(Required task)
Reply with nothing except the number of lines that contain the word "name".

┄┄┄┄┄┄┄┄┄┄

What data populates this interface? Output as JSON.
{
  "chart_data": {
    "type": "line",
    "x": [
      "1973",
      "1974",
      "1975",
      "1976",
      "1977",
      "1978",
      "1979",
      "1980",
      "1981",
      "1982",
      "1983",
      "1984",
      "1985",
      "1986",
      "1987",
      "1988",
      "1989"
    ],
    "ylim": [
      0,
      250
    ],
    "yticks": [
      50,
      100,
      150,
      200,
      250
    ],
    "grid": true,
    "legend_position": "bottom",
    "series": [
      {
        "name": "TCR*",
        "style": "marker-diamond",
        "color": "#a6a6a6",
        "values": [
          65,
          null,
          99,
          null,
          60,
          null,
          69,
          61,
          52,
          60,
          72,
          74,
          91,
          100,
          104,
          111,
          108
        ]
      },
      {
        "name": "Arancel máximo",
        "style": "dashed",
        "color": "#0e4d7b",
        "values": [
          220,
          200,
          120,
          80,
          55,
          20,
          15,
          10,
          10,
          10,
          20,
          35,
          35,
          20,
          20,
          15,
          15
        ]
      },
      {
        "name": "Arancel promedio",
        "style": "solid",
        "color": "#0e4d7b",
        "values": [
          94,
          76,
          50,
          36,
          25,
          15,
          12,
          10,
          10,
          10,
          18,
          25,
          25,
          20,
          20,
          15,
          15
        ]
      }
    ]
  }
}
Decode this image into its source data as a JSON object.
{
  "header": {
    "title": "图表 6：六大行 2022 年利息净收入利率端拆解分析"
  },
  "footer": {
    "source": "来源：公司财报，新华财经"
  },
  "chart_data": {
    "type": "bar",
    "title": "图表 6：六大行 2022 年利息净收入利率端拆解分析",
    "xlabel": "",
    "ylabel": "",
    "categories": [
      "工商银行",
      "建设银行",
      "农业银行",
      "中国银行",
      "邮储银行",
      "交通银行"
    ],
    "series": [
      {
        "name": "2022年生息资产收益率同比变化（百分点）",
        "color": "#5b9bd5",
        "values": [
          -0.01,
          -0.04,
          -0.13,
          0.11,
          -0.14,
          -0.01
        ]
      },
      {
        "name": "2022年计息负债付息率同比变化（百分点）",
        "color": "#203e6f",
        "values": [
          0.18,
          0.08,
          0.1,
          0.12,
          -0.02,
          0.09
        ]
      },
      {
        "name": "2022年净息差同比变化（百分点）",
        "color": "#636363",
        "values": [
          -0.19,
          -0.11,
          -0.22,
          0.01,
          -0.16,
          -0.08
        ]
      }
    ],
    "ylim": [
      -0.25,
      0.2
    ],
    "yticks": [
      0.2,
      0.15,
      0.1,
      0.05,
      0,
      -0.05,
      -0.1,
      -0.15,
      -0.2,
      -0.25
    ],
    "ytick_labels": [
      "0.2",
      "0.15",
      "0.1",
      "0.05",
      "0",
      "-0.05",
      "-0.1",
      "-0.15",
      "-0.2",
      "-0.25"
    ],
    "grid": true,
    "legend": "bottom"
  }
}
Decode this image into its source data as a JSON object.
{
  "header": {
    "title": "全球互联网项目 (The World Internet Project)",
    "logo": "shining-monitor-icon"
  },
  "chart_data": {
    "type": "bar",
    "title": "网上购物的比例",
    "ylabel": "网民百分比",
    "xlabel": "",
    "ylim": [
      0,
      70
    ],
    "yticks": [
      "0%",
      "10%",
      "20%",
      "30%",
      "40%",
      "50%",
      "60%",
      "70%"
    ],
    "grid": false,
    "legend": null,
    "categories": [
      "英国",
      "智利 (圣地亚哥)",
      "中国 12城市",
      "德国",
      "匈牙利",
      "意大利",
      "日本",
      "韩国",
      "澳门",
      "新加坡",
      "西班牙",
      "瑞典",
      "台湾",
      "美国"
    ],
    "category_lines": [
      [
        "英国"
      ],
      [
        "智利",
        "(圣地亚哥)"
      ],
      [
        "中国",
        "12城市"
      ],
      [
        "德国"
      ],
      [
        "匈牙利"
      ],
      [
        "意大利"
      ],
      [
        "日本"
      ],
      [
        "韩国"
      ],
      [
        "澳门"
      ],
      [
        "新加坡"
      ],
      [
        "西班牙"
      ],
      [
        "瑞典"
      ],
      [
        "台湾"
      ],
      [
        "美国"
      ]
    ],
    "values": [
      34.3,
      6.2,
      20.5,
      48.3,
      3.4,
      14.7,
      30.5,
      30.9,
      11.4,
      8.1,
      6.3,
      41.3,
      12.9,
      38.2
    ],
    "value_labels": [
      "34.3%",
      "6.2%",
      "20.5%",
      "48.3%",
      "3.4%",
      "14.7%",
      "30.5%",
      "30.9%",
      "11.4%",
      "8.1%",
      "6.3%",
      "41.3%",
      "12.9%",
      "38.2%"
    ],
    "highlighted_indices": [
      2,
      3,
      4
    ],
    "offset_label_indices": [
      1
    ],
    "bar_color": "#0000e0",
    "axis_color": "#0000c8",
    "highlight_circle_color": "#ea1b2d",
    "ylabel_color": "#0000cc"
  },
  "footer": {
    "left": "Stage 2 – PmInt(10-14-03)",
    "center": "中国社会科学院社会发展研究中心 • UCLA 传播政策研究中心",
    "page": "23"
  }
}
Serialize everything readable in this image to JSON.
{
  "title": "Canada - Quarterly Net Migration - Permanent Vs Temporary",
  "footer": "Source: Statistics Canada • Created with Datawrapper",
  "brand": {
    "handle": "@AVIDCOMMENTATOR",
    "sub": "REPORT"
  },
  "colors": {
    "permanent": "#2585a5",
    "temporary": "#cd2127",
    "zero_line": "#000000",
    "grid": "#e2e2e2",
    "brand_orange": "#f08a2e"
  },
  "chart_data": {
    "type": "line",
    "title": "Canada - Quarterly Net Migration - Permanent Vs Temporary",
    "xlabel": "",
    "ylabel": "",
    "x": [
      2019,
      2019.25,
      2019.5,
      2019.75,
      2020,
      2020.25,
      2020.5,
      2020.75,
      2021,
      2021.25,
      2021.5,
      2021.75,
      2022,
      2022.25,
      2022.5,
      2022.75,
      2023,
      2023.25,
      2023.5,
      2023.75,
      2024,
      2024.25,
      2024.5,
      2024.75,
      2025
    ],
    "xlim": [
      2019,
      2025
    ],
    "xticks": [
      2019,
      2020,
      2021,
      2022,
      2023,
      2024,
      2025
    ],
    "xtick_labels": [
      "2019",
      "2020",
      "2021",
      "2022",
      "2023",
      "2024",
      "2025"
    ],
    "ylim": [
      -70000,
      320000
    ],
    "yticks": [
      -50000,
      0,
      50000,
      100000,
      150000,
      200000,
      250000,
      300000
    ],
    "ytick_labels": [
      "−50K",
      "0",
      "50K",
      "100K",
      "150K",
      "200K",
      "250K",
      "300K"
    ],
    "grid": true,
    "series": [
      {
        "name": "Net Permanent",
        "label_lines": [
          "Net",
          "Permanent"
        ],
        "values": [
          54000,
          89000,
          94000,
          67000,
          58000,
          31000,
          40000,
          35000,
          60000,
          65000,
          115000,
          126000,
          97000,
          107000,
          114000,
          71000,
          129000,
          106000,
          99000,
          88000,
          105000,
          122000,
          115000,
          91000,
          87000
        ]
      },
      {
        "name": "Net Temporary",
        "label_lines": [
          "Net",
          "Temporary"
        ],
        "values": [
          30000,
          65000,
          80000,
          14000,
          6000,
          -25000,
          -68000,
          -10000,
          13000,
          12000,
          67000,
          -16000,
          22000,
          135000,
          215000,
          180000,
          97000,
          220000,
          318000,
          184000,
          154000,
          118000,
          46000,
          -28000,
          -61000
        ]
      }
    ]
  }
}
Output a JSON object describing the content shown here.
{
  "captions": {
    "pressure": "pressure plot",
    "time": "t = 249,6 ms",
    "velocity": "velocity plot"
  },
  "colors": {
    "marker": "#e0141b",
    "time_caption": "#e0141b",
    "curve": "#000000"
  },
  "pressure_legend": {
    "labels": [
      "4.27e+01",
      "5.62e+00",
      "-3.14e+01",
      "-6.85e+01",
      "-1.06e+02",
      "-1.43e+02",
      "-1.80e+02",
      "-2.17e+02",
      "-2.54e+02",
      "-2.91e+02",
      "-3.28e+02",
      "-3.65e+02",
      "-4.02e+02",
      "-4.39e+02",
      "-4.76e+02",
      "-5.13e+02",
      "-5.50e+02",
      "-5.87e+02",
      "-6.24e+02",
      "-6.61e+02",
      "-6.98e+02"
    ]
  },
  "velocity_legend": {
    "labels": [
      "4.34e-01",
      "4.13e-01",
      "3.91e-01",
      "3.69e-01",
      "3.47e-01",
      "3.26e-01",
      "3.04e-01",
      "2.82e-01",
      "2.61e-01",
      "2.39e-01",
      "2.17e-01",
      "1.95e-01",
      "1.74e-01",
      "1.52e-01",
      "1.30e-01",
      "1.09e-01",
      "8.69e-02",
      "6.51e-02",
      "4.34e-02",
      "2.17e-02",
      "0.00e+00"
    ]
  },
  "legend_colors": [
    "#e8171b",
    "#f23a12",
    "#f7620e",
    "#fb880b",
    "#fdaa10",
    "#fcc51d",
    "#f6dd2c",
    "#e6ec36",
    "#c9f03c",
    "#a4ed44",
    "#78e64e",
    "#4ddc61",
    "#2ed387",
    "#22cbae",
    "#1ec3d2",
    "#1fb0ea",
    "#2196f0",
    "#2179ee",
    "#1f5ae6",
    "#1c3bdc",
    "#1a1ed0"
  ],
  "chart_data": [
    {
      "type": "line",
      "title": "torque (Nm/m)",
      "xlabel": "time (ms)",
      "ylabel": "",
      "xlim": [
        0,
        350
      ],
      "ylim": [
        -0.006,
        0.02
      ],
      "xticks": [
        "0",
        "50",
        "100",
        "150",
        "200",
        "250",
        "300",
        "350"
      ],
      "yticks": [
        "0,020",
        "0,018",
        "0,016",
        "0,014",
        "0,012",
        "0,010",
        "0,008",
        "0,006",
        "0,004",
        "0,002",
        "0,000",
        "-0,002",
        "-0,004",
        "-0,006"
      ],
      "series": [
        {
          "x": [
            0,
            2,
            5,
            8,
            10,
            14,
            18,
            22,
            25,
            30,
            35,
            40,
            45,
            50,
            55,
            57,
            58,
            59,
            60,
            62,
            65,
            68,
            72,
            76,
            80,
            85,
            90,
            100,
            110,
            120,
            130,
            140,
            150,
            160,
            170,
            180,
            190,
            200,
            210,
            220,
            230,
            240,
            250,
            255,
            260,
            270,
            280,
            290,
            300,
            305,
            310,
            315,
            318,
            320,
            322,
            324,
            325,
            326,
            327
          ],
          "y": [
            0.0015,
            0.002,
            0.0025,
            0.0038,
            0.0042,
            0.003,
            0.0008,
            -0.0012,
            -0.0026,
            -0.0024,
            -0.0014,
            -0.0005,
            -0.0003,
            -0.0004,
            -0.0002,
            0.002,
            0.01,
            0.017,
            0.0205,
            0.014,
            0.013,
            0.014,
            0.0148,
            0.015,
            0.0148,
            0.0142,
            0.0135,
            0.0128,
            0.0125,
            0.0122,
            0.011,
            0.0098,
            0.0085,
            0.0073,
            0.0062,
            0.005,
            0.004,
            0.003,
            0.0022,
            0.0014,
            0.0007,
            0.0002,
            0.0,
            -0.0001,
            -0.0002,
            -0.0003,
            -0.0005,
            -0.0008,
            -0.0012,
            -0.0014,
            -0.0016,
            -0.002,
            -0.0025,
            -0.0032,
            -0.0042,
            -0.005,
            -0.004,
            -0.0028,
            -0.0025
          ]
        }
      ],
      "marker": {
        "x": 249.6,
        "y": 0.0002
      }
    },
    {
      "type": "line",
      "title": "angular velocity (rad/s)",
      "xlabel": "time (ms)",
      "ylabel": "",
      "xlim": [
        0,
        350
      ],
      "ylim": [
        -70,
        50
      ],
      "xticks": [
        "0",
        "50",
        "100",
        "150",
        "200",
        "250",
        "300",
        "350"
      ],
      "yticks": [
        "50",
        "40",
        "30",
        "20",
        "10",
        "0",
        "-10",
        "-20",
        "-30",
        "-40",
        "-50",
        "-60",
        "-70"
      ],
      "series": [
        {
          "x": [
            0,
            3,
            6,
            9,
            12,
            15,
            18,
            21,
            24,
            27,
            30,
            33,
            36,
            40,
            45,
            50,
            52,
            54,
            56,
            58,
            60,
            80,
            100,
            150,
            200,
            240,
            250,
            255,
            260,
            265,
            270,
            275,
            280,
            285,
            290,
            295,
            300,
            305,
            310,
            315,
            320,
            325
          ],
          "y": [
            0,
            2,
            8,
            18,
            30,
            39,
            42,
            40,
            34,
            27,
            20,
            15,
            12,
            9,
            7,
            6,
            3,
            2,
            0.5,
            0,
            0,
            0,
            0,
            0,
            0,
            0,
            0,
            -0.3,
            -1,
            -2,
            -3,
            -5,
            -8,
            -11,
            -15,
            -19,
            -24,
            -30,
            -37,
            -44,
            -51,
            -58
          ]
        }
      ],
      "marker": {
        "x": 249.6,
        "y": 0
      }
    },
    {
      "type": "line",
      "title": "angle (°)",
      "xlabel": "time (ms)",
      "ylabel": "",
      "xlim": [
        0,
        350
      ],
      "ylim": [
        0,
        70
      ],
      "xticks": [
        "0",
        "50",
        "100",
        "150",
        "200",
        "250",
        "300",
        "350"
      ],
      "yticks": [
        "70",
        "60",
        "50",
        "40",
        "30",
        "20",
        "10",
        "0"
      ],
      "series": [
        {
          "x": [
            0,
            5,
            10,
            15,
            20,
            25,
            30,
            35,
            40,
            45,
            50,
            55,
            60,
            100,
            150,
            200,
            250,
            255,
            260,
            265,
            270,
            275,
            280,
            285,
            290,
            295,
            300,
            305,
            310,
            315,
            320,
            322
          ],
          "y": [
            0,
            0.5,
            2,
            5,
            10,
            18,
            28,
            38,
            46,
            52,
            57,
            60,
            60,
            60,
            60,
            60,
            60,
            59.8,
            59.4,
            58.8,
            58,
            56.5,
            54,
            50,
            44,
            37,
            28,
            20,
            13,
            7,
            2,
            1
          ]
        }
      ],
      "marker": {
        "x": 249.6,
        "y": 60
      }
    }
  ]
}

┄┄┄┄┄┄┄┄┄┄

(Answer to the exercise)
8